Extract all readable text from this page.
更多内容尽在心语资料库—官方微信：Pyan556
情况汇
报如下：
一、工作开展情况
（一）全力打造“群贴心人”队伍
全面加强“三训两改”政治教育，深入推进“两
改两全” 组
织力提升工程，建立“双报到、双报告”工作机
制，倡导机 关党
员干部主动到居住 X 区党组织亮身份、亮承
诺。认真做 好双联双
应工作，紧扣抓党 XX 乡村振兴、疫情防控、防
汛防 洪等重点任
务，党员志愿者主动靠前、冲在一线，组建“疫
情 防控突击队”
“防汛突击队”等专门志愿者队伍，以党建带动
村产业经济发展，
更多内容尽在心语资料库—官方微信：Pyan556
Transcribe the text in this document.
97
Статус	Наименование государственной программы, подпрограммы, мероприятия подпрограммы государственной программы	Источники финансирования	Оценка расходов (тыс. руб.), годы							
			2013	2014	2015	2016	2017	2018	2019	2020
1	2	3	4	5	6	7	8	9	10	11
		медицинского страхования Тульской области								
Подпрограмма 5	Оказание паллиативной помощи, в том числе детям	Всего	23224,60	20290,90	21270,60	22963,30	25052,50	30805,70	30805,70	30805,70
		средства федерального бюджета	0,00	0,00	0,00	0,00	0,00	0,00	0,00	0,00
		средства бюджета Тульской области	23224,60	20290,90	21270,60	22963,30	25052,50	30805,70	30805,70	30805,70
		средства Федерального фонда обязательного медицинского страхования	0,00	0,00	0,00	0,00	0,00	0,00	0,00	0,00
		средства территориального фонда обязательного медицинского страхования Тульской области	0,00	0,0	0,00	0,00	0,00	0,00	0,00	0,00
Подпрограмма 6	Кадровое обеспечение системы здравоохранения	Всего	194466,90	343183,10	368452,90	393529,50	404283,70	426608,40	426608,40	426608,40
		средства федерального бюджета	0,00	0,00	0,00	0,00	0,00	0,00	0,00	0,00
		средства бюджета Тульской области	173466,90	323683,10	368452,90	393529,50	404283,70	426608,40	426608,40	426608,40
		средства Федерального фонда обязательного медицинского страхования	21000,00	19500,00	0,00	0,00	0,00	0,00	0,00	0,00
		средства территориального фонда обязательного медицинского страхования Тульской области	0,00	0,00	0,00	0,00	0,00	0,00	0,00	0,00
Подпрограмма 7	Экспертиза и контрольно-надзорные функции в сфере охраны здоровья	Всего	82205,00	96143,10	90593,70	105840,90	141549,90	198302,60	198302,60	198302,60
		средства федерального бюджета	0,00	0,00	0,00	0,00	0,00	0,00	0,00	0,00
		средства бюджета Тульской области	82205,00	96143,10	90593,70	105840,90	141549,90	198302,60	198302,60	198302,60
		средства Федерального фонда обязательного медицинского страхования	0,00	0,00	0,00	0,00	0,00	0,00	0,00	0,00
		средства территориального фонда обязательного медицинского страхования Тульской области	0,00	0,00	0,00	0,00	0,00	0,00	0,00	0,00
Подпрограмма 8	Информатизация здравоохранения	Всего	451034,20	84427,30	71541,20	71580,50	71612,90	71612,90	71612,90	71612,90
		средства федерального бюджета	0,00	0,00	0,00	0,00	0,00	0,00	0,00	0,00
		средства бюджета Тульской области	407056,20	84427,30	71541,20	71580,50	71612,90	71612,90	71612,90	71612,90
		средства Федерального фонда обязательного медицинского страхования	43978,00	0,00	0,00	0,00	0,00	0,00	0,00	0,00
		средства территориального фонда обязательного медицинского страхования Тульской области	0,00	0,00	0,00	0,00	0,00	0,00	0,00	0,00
----
### TASK OBJECTIVE
Copy each line from the records above that includes the string "this".

### CORRECT OUTPUT
Extract all readable text from this page.
Transcribe the text in this document.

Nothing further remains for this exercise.